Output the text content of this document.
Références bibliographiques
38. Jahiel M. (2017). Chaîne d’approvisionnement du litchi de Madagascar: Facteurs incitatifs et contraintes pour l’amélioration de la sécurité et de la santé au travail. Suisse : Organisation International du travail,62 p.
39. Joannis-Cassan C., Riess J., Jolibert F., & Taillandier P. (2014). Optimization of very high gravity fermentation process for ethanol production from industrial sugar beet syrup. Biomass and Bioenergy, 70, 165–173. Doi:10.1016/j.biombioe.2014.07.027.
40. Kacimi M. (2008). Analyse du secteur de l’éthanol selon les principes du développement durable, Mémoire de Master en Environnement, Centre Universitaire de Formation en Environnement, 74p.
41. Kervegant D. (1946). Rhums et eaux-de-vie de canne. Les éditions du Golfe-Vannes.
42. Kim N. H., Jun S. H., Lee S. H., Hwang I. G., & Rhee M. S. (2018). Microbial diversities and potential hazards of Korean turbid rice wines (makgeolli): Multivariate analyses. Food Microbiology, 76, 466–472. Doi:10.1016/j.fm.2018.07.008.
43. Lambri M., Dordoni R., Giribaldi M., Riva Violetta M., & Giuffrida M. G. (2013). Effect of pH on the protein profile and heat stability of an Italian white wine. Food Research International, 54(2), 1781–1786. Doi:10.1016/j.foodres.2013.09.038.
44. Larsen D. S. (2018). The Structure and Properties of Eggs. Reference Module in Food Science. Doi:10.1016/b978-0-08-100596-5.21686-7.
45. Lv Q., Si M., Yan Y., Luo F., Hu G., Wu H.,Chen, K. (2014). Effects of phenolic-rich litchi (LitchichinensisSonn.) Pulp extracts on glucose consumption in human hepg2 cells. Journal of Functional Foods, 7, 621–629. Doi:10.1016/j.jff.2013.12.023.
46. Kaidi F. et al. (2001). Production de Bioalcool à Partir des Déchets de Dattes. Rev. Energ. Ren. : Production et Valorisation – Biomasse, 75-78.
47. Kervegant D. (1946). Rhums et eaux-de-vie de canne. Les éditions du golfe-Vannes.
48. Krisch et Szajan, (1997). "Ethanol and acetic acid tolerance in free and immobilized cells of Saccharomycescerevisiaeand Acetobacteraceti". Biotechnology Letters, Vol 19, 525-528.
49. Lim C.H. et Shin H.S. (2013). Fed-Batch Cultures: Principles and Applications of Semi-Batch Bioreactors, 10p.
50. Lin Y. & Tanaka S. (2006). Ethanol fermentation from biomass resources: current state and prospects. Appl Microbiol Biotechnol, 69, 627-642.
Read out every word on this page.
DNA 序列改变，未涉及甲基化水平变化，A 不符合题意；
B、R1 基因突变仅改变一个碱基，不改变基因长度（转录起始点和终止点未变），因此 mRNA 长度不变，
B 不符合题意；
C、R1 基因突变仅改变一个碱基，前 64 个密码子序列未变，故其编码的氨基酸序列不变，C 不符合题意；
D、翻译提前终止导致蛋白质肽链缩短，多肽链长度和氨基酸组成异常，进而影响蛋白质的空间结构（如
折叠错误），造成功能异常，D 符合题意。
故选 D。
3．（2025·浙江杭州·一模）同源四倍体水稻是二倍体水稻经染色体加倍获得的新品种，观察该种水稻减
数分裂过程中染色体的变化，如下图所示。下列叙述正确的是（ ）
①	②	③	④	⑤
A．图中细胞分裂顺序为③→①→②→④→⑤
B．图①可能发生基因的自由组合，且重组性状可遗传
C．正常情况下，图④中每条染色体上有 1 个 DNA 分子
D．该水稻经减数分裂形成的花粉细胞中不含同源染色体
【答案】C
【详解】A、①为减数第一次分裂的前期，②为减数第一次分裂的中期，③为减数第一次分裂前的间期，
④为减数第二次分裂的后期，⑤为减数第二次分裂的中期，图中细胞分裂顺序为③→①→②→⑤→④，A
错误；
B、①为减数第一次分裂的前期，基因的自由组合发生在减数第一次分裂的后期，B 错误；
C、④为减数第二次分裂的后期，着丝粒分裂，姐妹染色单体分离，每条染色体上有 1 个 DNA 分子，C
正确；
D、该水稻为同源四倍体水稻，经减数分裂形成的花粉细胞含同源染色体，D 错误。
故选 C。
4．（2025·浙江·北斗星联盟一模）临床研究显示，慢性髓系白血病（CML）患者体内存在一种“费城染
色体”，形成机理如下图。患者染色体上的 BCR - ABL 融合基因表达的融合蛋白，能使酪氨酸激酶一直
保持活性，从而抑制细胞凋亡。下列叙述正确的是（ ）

WHAT THIS TASK INVOLVES:
Repeat exactly the lines of the material from the one with "Read out every word on this page." through the end, both the first and the last included.

ANSWER BOX:
Read out every word on this page.
DNA 序列改变，未涉及甲基化水平变化，A 不符合题意；
B、R1 基因突变仅改变一个碱基，不改变基因长度（转录起始点和终止点未变），因此 mRNA 长度不变，
B 不符合题意；
C、R1 基因突变仅改变一个碱基，前 64 个密码子序列未变，故其编码的氨基酸序列不变，C 不符合题意；
D、翻译提前终止导致蛋白质肽链缩短，多肽链长度和氨基酸组成异常，进而影响蛋白质的空间结构（如
折叠错误），造成功能异常，D 符合题意。
故选 D。
3．（2025·浙江杭州·一模）同源四倍体水稻是二倍体水稻经染色体加倍获得的新品种，观察该种水稻减
数分裂过程中染色体的变化，如下图所示。下列叙述正确的是（ ）
①	②	③	④	⑤
A．图中细胞分裂顺序为③→①→②→④→⑤
B．图①可能发生基因的自由组合，且重组性状可遗传
C．正常情况下，图④中每条染色体上有 1 个 DNA 分子
D．该水稻经减数分裂形成的花粉细胞中不含同源染色体
【答案】C
【详解】A、①为减数第一次分裂的前期，②为减数第一次分裂的中期，③为减数第一次分裂前的间期，
④为减数第二次分裂的后期，⑤为减数第二次分裂的中期，图中细胞分裂顺序为③→①→②→⑤→④，A
错误；
B、①为减数第一次分裂的前期，基因的自由组合发生在减数第一次分裂的后期，B 错误；
C、④为减数第二次分裂的后期，着丝粒分裂，姐妹染色单体分离，每条染色体上有 1 个 DNA 分子，C
正确；
D、该水稻为同源四倍体水稻，经减数分裂形成的花粉细胞含同源染色体，D 错误。
故选 C。
4．（2025·浙江·北斗星联盟一模）临床研究显示，慢性髓系白血病（CML）患者体内存在一种“费城染
色体”，形成机理如下图。患者染色体上的 BCR - ABL 融合基因表达的融合蛋白，能使酪氨酸激酶一直
保持活性，从而抑制细胞凋亡。下列叙述正确的是（ ）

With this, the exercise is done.